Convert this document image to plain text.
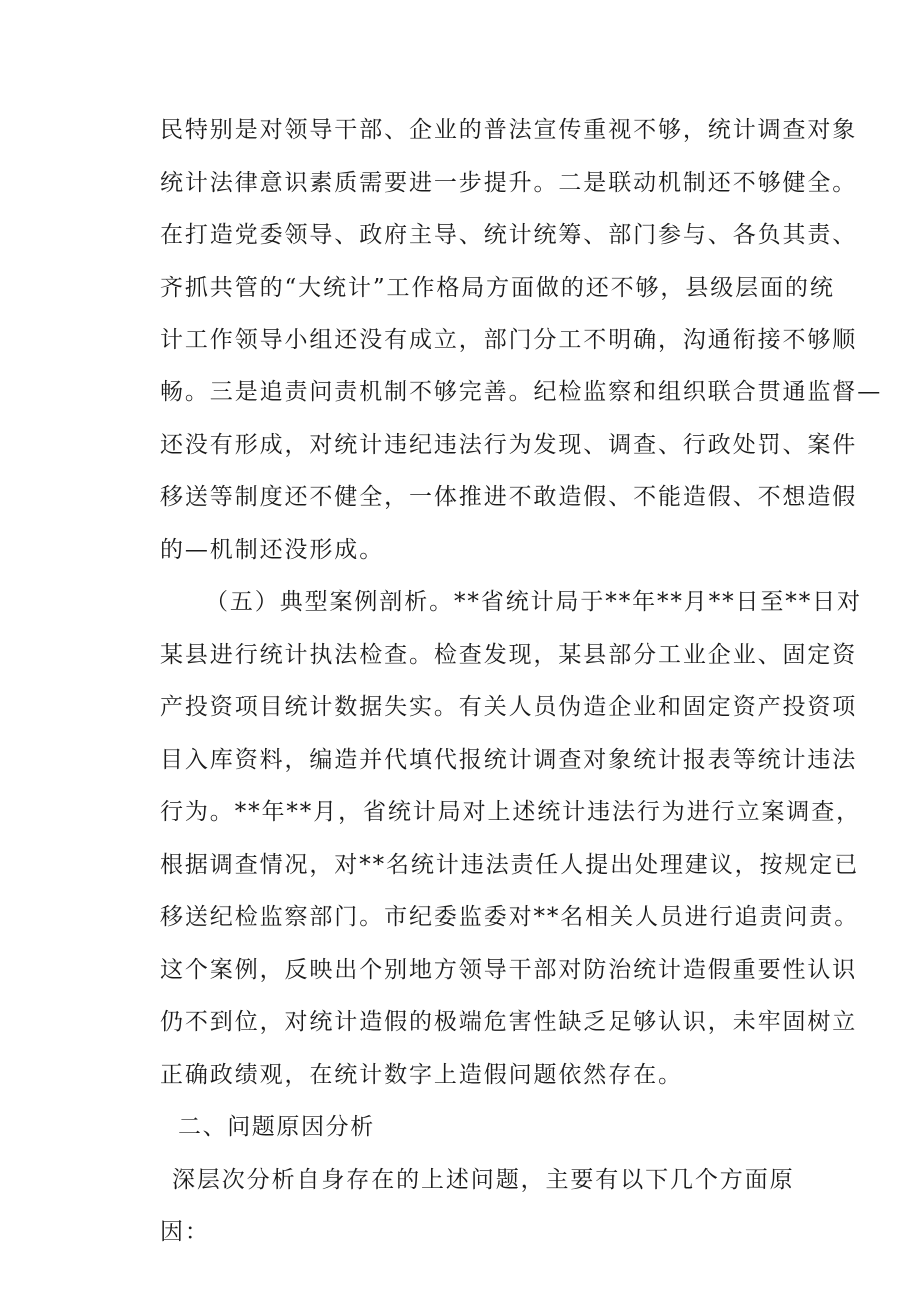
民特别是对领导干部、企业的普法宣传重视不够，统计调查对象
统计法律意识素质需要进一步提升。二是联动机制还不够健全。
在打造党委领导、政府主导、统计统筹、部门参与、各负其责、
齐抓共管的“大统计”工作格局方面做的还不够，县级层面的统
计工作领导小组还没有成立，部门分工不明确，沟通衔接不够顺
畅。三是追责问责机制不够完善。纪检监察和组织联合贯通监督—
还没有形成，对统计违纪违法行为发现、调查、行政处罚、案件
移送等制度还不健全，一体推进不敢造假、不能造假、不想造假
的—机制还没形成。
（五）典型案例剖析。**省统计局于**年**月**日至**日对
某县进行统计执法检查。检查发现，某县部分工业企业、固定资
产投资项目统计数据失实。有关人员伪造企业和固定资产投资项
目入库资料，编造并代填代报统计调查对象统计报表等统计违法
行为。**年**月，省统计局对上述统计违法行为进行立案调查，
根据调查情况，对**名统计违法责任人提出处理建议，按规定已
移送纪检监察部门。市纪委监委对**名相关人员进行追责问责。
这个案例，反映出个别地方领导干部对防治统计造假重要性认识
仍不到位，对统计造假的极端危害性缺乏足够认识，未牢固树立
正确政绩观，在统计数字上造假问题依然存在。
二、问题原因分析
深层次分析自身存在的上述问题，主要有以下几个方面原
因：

━━━━━━━━━━━━━━━━━━━━━━━━━━━━━━

- _Requirements_
Write out every line above exactly as it is, leaving out the pictures.

- _Full answer_
Convert this document image to plain text.
民特别是对领导干部、企业的普法宣传重视不够，统计调查对象
统计法律意识素质需要进一步提升。二是联动机制还不够健全。
在打造党委领导、政府主导、统计统筹、部门参与、各负其责、
齐抓共管的“大统计”工作格局方面做的还不够，县级层面的统
计工作领导小组还没有成立，部门分工不明确，沟通衔接不够顺
畅。三是追责问责机制不够完善。纪检监察和组织联合贯通监督—
还没有形成，对统计违纪违法行为发现、调查、行政处罚、案件
移送等制度还不健全，一体推进不敢造假、不能造假、不想造假
的—机制还没形成。
（五）典型案例剖析。**省统计局于**年**月**日至**日对
某县进行统计执法检查。检查发现，某县部分工业企业、固定资
产投资项目统计数据失实。有关人员伪造企业和固定资产投资项
目入库资料，编造并代填代报统计调查对象统计报表等统计违法
行为。**年**月，省统计局对上述统计违法行为进行立案调查，
根据调查情况，对**名统计违法责任人提出处理建议，按规定已
移送纪检监察部门。市纪委监委对**名相关人员进行追责问责。
这个案例，反映出个别地方领导干部对防治统计造假重要性认识
仍不到位，对统计造假的极端危害性缺乏足够认识，未牢固树立
正确政绩观，在统计数字上造假问题依然存在。
二、问题原因分析
深层次分析自身存在的上述问题，主要有以下几个方面原
因：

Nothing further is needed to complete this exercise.